• Aim:
Images excluded, repeat each entry below exactly.

• Supplied material:
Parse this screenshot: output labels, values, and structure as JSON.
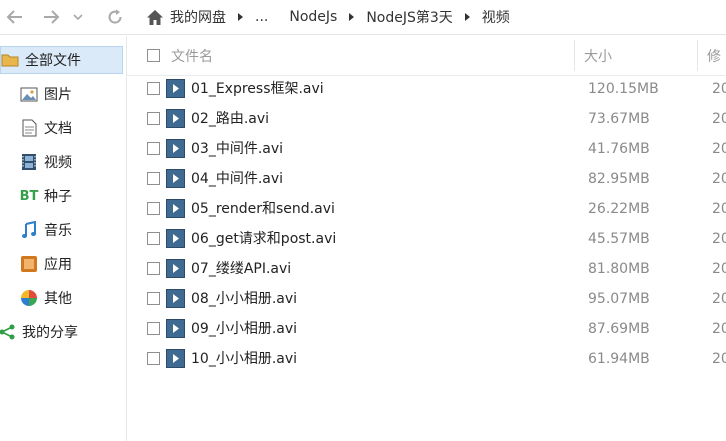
{
  "toolbar": {
    "back_icon": "arrow-left-icon",
    "forward_icon": "arrow-right-icon",
    "history_icon": "chevron-down-icon",
    "refresh_icon": "refresh-icon",
    "home_icon": "home-icon"
  },
  "breadcrumb": [
    "我的网盘",
    "...",
    "NodeJs",
    "NodeJS第3天",
    "视频"
  ],
  "sidebar": {
    "items": [
      {
        "label": "全部文件",
        "icon": "folder-icon",
        "active": true
      },
      {
        "label": "图片",
        "icon": "image-icon"
      },
      {
        "label": "文档",
        "icon": "document-icon"
      },
      {
        "label": "视频",
        "icon": "film-icon"
      },
      {
        "label": "种子",
        "icon": "bt-icon",
        "icon_text": "BT"
      },
      {
        "label": "音乐",
        "icon": "music-icon"
      },
      {
        "label": "应用",
        "icon": "app-icon"
      },
      {
        "label": "其他",
        "icon": "other-icon"
      },
      {
        "label": "我的分享",
        "icon": "share-icon"
      }
    ]
  },
  "columns": {
    "name": "文件名",
    "size": "大小",
    "modified": "修"
  },
  "files": [
    {
      "name": "01_Express框架.avi",
      "size": "120.15MB",
      "date": "20"
    },
    {
      "name": "02_路由.avi",
      "size": "73.67MB",
      "date": "20"
    },
    {
      "name": "03_中间件.avi",
      "size": "41.76MB",
      "date": "20"
    },
    {
      "name": "04_中间件.avi",
      "size": "82.95MB",
      "date": "20"
    },
    {
      "name": "05_render和send.avi",
      "size": "26.22MB",
      "date": "20"
    },
    {
      "name": "06_get请求和post.avi",
      "size": "45.57MB",
      "date": "20"
    },
    {
      "name": "07_缕缕API.avi",
      "size": "81.80MB",
      "date": "20"
    },
    {
      "name": "08_小小相册.avi",
      "size": "95.07MB",
      "date": "20"
    },
    {
      "name": "09_小小相册.avi",
      "size": "87.69MB",
      "date": "20"
    },
    {
      "name": "10_小小相册.avi",
      "size": "61.94MB",
      "date": "20"
    }
  ],
  "colors": {
    "accent": "#dbeaf8",
    "video_icon": "#3f6a92"
  }
}
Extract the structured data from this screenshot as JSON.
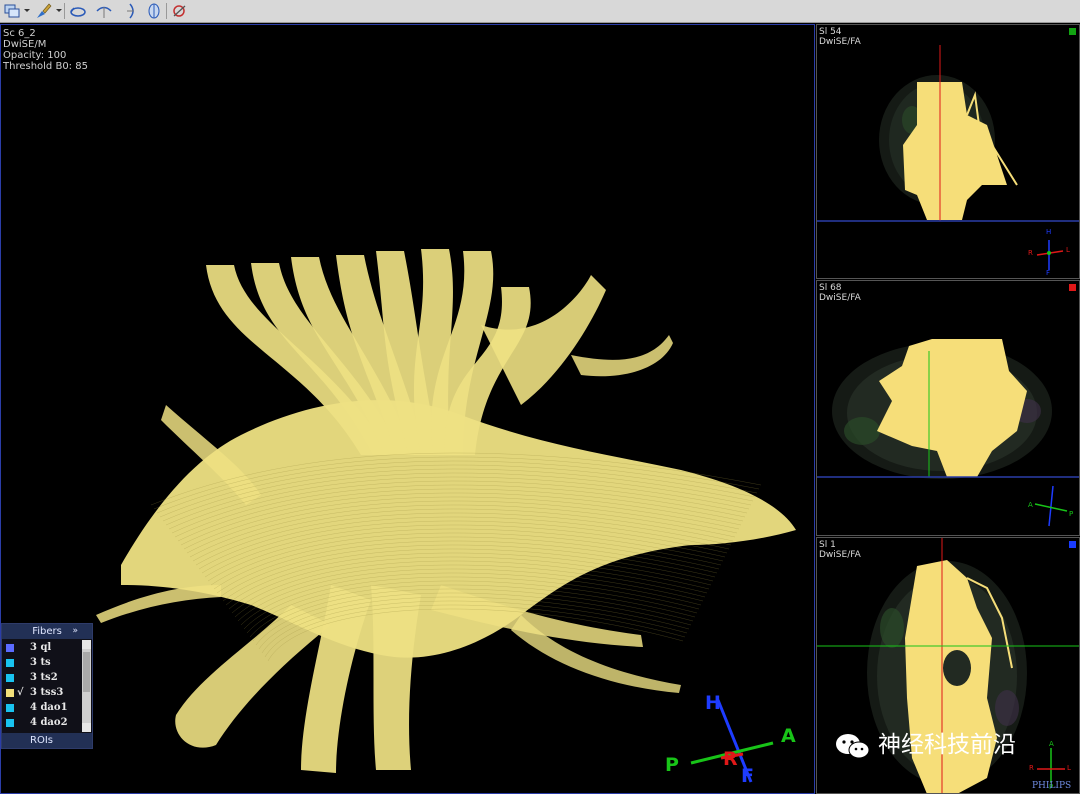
{
  "toolbar": {
    "buttons": [
      {
        "icon": "view-layout-icon",
        "has_dropdown": true
      },
      {
        "icon": "paint-tool-icon",
        "has_dropdown": true
      },
      {
        "icon": "rotate-view-icon",
        "has_dropdown": false
      },
      {
        "icon": "flip-horizontal-icon",
        "has_dropdown": false
      },
      {
        "icon": "flip-vertical-icon",
        "has_dropdown": false
      },
      {
        "icon": "sagittal-view-icon",
        "has_dropdown": false
      },
      {
        "icon": "reset-view-icon",
        "has_dropdown": false
      }
    ]
  },
  "main_view": {
    "info_lines": [
      "Sc 6_2",
      "DwiSE/M",
      "Opacity: 100",
      "Threshold B0: 85"
    ],
    "fiber_color": "#eee183",
    "orientation": {
      "labels": [
        "H",
        "A",
        "P",
        "R",
        "F"
      ],
      "colors": {
        "H": "#1e3cff",
        "F": "#1e3cff",
        "A": "#18c418",
        "P": "#18c418",
        "R": "#e01818"
      }
    }
  },
  "fibers_panel": {
    "title": "Fibers",
    "more_glyph": "»",
    "items": [
      {
        "label": "3 ql",
        "color": "#5b6bff",
        "checked": false
      },
      {
        "label": "3 ts",
        "color": "#19c3f0",
        "checked": false
      },
      {
        "label": "3 ts2",
        "color": "#19c3f0",
        "checked": false
      },
      {
        "label": "3 tss3",
        "color": "#f2e07a",
        "checked": true
      },
      {
        "label": "4 dao1",
        "color": "#19c3f0",
        "checked": false
      },
      {
        "label": "4 dao2",
        "color": "#19c3f0",
        "checked": false
      }
    ],
    "check_glyph": "√",
    "rois_label": "ROIs"
  },
  "side_views": [
    {
      "title": "Sl 54",
      "subtitle": "DwiSE/FA",
      "indicator_color": "#12a412",
      "orient_labels": [
        "H",
        "R",
        "L",
        "F"
      ]
    },
    {
      "title": "Sl 68",
      "subtitle": "DwiSE/FA",
      "indicator_color": "#e01818",
      "orient_labels": [
        "A",
        "P"
      ]
    },
    {
      "title": "Sl 1",
      "subtitle": "DwiSE/FA",
      "indicator_color": "#1a3cff",
      "orient_labels": [
        "A",
        "R",
        "L",
        "P"
      ]
    }
  ],
  "watermark": {
    "text": "神经科技前沿",
    "icon": "wechat-icon"
  },
  "brand": "PHILIPS"
}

• Result:
Parse this screenshot: output labels, values, and structure as JSON.
{
  "toolbar": {
    "back_icon": "arrow-left-icon",
    "forward_icon": "arrow-right-icon",
    "history_icon": "chevron-down-icon",
    "refresh_icon": "refresh-icon",
    "home_icon": "home-icon"
  },
  "breadcrumb": [
    "我的网盘",
    "...",
    "NodeJs",
    "NodeJS第3天",
    "视频"
  ],
  "sidebar": {
    "items": [
      {
        "label": "全部文件",
        "icon": "folder-icon",
        "active": true
      },
      {
        "label": "图片",
        "icon": "image-icon"
      },
      {
        "label": "文档",
        "icon": "document-icon"
      },
      {
        "label": "视频",
        "icon": "film-icon"
      },
      {
        "label": "种子",
        "icon": "bt-icon",
        "icon_text": "BT"
      },
      {
        "label": "音乐",
        "icon": "music-icon"
      },
      {
        "label": "应用",
        "icon": "app-icon"
      },
      {
        "label": "其他",
        "icon": "other-icon"
      },
      {
        "label": "我的分享",
        "icon": "share-icon"
      }
    ]
  },
  "columns": {
    "name": "文件名",
    "size": "大小",
    "modified": "修"
  },
  "files": [
    {
      "name": "01_Express框架.avi",
      "size": "120.15MB",
      "date": "20"
    },
    {
      "name": "02_路由.avi",
      "size": "73.67MB",
      "date": "20"
    },
    {
      "name": "03_中间件.avi",
      "size": "41.76MB",
      "date": "20"
    },
    {
      "name": "04_中间件.avi",
      "size": "82.95MB",
      "date": "20"
    },
    {
      "name": "05_render和send.avi",
      "size": "26.22MB",
      "date": "20"
    },
    {
      "name": "06_get请求和post.avi",
      "size": "45.57MB",
      "date": "20"
    },
    {
      "name": "07_缕缕API.avi",
      "size": "81.80MB",
      "date": "20"
    },
    {
      "name": "08_小小相册.avi",
      "size": "95.07MB",
      "date": "20"
    },
    {
      "name": "09_小小相册.avi",
      "size": "87.69MB",
      "date": "20"
    },
    {
      "name": "10_小小相册.avi",
      "size": "61.94MB",
      "date": "20"
    }
  ],
  "colors": {
    "accent": "#dbeaf8",
    "video_icon": "#3f6a92"
  }
}
Extract the structured data from this screenshot as JSON.
{
  "toolbar": {
    "buttons": [
      {
        "icon": "view-layout-icon",
        "has_dropdown": true
      },
      {
        "icon": "paint-tool-icon",
        "has_dropdown": true
      },
      {
        "icon": "rotate-view-icon",
        "has_dropdown": false
      },
      {
        "icon": "flip-horizontal-icon",
        "has_dropdown": false
      },
      {
        "icon": "flip-vertical-icon",
        "has_dropdown": false
      },
      {
        "icon": "sagittal-view-icon",
        "has_dropdown": false
      },
      {
        "icon": "reset-view-icon",
        "has_dropdown": false
      }
    ]
  },
  "main_view": {
    "info_lines": [
      "Sc 6_2",
      "DwiSE/M",
      "Opacity: 100",
      "Threshold B0: 85"
    ],
    "fiber_color": "#eee183",
    "orientation": {
      "labels": [
        "H",
        "A",
        "P",
        "R",
        "F"
      ],
      "colors": {
        "H": "#1e3cff",
        "F": "#1e3cff",
        "A": "#18c418",
        "P": "#18c418",
        "R": "#e01818"
      }
    }
  },
  "fibers_panel": {
    "title": "Fibers",
    "more_glyph": "»",
    "items": [
      {
        "label": "3 ql",
        "color": "#5b6bff",
        "checked": false
      },
      {
        "label": "3 ts",
        "color": "#19c3f0",
        "checked": false
      },
      {
        "label": "3 ts2",
        "color": "#19c3f0",
        "checked": false
      },
      {
        "label": "3 tss3",
        "color": "#f2e07a",
        "checked": true
      },
      {
        "label": "4 dao1",
        "color": "#19c3f0",
        "checked": false
      },
      {
        "label": "4 dao2",
        "color": "#19c3f0",
        "checked": false
      }
    ],
    "check_glyph": "√",
    "rois_label": "ROIs"
  },
  "side_views": [
    {
      "title": "Sl 54",
      "subtitle": "DwiSE/FA",
      "indicator_color": "#12a412",
      "orient_labels": [
        "H",
        "R",
        "L",
        "F"
      ]
    },
    {
      "title": "Sl 68",
      "subtitle": "DwiSE/FA",
      "indicator_color": "#e01818",
      "orient_labels": [
        "A",
        "P"
      ]
    },
    {
      "title": "Sl 1",
      "subtitle": "DwiSE/FA",
      "indicator_color": "#1a3cff",
      "orient_labels": [
        "A",
        "R",
        "L",
        "P"
      ]
    }
  ],
  "watermark": {
    "text": "神经科技前沿",
    "icon": "wechat-icon"
  },
  "brand": "PHILIPS"
}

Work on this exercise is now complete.